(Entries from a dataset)
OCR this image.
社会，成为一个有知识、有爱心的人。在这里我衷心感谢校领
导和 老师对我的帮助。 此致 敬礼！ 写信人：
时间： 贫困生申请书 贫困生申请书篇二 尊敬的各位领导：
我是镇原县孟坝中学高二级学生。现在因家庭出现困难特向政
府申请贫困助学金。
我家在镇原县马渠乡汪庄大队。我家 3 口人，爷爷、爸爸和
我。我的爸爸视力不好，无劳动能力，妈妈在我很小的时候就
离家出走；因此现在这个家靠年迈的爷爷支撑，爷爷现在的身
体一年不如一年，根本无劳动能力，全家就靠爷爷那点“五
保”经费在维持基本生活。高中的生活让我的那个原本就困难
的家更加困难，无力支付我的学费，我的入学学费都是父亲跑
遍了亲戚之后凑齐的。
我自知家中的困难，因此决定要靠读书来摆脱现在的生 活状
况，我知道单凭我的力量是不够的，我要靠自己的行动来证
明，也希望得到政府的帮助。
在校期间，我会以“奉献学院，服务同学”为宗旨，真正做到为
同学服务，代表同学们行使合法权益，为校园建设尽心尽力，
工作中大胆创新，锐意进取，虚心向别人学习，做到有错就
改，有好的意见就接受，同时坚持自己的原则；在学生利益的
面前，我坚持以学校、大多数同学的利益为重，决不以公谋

== Instruction ==
Reproduce the records in full, exactly as written.

== Output of the task ==
OCR this image.
社会，成为一个有知识、有爱心的人。在这里我衷心感谢校领
导和 老师对我的帮助。 此致 敬礼！ 写信人：
时间： 贫困生申请书 贫困生申请书篇二 尊敬的各位领导：
我是镇原县孟坝中学高二级学生。现在因家庭出现困难特向政
府申请贫困助学金。
我家在镇原县马渠乡汪庄大队。我家 3 口人，爷爷、爸爸和
我。我的爸爸视力不好，无劳动能力，妈妈在我很小的时候就
离家出走；因此现在这个家靠年迈的爷爷支撑，爷爷现在的身
体一年不如一年，根本无劳动能力，全家就靠爷爷那点“五
保”经费在维持基本生活。高中的生活让我的那个原本就困难
的家更加困难，无力支付我的学费，我的入学学费都是父亲跑
遍了亲戚之后凑齐的。
我自知家中的困难，因此决定要靠读书来摆脱现在的生 活状
况，我知道单凭我的力量是不够的，我要靠自己的行动来证
明，也希望得到政府的帮助。
在校期间，我会以“奉献学院，服务同学”为宗旨，真正做到为
同学服务，代表同学们行使合法权益，为校园建设尽心尽力，
工作中大胆创新，锐意进取，虚心向别人学习，做到有错就
改，有好的意见就接受，同时坚持自己的原则；在学生利益的
面前，我坚持以学校、大多数同学的利益为重，决不以公谋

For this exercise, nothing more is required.